Challenge. Copy the data precisely, keeping every character.

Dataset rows
+++++

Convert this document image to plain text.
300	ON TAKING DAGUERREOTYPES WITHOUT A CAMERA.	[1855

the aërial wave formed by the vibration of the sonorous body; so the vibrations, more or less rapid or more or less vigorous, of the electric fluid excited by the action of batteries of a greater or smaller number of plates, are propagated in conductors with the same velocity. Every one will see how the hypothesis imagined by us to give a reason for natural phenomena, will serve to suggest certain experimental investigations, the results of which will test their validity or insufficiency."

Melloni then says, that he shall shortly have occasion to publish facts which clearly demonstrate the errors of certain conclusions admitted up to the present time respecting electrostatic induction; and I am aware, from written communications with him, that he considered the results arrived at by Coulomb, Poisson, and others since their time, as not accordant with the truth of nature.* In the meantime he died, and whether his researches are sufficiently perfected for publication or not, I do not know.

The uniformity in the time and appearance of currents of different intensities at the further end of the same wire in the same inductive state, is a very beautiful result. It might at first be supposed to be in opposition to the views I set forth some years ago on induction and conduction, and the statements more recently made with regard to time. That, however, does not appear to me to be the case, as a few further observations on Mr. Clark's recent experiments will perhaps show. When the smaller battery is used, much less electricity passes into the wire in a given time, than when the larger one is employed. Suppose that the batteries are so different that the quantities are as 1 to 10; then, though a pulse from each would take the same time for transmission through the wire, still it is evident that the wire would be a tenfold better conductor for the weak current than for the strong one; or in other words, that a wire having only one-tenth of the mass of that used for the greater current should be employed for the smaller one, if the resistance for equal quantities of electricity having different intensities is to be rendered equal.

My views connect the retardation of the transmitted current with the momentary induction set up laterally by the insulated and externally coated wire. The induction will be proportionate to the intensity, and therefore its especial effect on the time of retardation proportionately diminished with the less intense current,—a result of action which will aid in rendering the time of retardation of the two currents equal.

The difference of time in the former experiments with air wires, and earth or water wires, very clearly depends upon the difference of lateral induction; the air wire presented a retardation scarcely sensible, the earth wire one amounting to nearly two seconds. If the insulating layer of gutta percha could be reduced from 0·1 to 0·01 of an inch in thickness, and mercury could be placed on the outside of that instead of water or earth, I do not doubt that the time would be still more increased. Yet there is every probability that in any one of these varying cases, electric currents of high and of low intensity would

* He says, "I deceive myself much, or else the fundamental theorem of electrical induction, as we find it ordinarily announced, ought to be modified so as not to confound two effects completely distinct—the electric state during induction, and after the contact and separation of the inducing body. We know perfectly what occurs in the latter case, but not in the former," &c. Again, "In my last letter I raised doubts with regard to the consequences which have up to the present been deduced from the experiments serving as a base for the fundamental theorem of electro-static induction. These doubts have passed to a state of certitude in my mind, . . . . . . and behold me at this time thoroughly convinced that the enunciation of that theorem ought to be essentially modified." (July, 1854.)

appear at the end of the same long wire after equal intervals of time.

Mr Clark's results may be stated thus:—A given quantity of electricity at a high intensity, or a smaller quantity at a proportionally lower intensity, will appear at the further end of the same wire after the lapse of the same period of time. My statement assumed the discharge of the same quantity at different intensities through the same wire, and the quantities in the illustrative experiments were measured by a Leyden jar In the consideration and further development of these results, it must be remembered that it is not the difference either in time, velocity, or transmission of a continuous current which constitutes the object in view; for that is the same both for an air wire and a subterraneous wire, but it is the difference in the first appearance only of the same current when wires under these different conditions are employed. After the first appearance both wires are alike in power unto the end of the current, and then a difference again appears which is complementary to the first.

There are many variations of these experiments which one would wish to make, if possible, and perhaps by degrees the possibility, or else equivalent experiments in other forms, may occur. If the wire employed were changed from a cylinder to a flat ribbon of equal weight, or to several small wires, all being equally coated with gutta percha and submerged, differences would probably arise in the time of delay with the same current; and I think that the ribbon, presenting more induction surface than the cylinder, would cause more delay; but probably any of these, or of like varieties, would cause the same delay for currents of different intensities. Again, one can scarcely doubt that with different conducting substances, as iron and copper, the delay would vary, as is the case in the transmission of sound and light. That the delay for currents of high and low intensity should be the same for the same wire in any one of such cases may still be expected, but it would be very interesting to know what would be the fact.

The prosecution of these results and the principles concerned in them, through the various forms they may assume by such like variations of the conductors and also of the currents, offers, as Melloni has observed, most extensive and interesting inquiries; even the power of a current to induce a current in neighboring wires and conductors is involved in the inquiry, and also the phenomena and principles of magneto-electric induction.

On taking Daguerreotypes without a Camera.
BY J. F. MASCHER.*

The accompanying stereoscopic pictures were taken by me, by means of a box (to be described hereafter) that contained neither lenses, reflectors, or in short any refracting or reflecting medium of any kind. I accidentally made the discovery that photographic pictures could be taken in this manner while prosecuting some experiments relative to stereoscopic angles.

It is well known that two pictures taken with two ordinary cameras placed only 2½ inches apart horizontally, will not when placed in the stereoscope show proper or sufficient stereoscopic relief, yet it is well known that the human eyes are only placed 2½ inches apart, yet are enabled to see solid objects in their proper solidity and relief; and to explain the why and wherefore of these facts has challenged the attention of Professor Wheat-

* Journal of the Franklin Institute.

+++++

Full answer.
Convert this document image to plain text.
300	ON TAKING DAGUERREOTYPES WITHOUT A CAMERA.	[1855

the aërial wave formed by the vibration of the sonorous body; so the vibrations, more or less rapid or more or less vigorous, of the electric fluid excited by the action of batteries of a greater or smaller number of plates, are propagated in conductors with the same velocity. Every one will see how the hypothesis imagined by us to give a reason for natural phenomena, will serve to suggest certain experimental investigations, the results of which will test their validity or insufficiency."

Melloni then says, that he shall shortly have occasion to publish facts which clearly demonstrate the errors of certain conclusions admitted up to the present time respecting electrostatic induction; and I am aware, from written communications with him, that he considered the results arrived at by Coulomb, Poisson, and others since their time, as not accordant with the truth of nature.* In the meantime he died, and whether his researches are sufficiently perfected for publication or not, I do not know.

The uniformity in the time and appearance of currents of different intensities at the further end of the same wire in the same inductive state, is a very beautiful result. It might at first be supposed to be in opposition to the views I set forth some years ago on induction and conduction, and the statements more recently made with regard to time. That, however, does not appear to me to be the case, as a few further observations on Mr. Clark's recent experiments will perhaps show. When the smaller battery is used, much less electricity passes into the wire in a given time, than when the larger one is employed. Suppose that the batteries are so different that the quantities are as 1 to 10; then, though a pulse from each would take the same time for transmission through the wire, still it is evident that the wire would be a tenfold better conductor for the weak current than for the strong one; or in other words, that a wire having only one-tenth of the mass of that used for the greater current should be employed for the smaller one, if the resistance for equal quantities of electricity having different intensities is to be rendered equal.

My views connect the retardation of the transmitted current with the momentary induction set up laterally by the insulated and externally coated wire. The induction will be proportionate to the intensity, and therefore its especial effect on the time of retardation proportionately diminished with the less intense current,—a result of action which will aid in rendering the time of retardation of the two currents equal.

The difference of time in the former experiments with air wires, and earth or water wires, very clearly depends upon the difference of lateral induction; the air wire presented a retardation scarcely sensible, the earth wire one amounting to nearly two seconds. If the insulating layer of gutta percha could be reduced from 0·1 to 0·01 of an inch in thickness, and mercury could be placed on the outside of that instead of water or earth, I do not doubt that the time would be still more increased. Yet there is every probability that in any one of these varying cases, electric currents of high and of low intensity would

* He says, "I deceive myself much, or else the fundamental theorem of electrical induction, as we find it ordinarily announced, ought to be modified so as not to confound two effects completely distinct—the electric state during induction, and after the contact and separation of the inducing body. We know perfectly what occurs in the latter case, but not in the former," &c. Again, "In my last letter I raised doubts with regard to the consequences which have up to the present been deduced from the experiments serving as a base for the fundamental theorem of electro-static induction. These doubts have passed to a state of certitude in my mind, . . . . . . and behold me at this time thoroughly convinced that the enunciation of that theorem ought to be essentially modified." (July, 1854.)

appear at the end of the same long wire after equal intervals of time.

Mr Clark's results may be stated thus:—A given quantity of electricity at a high intensity, or a smaller quantity at a proportionally lower intensity, will appear at the further end of the same wire after the lapse of the same period of time. My statement assumed the discharge of the same quantity at different intensities through the same wire, and the quantities in the illustrative experiments were measured by a Leyden jar In the consideration and further development of these results, it must be remembered that it is not the difference either in time, velocity, or transmission of a continuous current which constitutes the object in view; for that is the same both for an air wire and a subterraneous wire, but it is the difference in the first appearance only of the same current when wires under these different conditions are employed. After the first appearance both wires are alike in power unto the end of the current, and then a difference again appears which is complementary to the first.

There are many variations of these experiments which one would wish to make, if possible, and perhaps by degrees the possibility, or else equivalent experiments in other forms, may occur. If the wire employed were changed from a cylinder to a flat ribbon of equal weight, or to several small wires, all being equally coated with gutta percha and submerged, differences would probably arise in the time of delay with the same current; and I think that the ribbon, presenting more induction surface than the cylinder, would cause more delay; but probably any of these, or of like varieties, would cause the same delay for currents of different intensities. Again, one can scarcely doubt that with different conducting substances, as iron and copper, the delay would vary, as is the case in the transmission of sound and light. That the delay for currents of high and low intensity should be the same for the same wire in any one of such cases may still be expected, but it would be very interesting to know what would be the fact.

The prosecution of these results and the principles concerned in them, through the various forms they may assume by such like variations of the conductors and also of the currents, offers, as Melloni has observed, most extensive and interesting inquiries; even the power of a current to induce a current in neighboring wires and conductors is involved in the inquiry, and also the phenomena and principles of magneto-electric induction.

On taking Daguerreotypes without a Camera.
BY J. F. MASCHER.*

The accompanying stereoscopic pictures were taken by me, by means of a box (to be described hereafter) that contained neither lenses, reflectors, or in short any refracting or reflecting medium of any kind. I accidentally made the discovery that photographic pictures could be taken in this manner while prosecuting some experiments relative to stereoscopic angles.

It is well known that two pictures taken with two ordinary cameras placed only 2½ inches apart horizontally, will not when placed in the stereoscope show proper or sufficient stereoscopic relief, yet it is well known that the human eyes are only placed 2½ inches apart, yet are enabled to see solid objects in their proper solidity and relief; and to explain the why and wherefore of these facts has challenged the attention of Professor Wheat-

* Journal of the Franklin Institute.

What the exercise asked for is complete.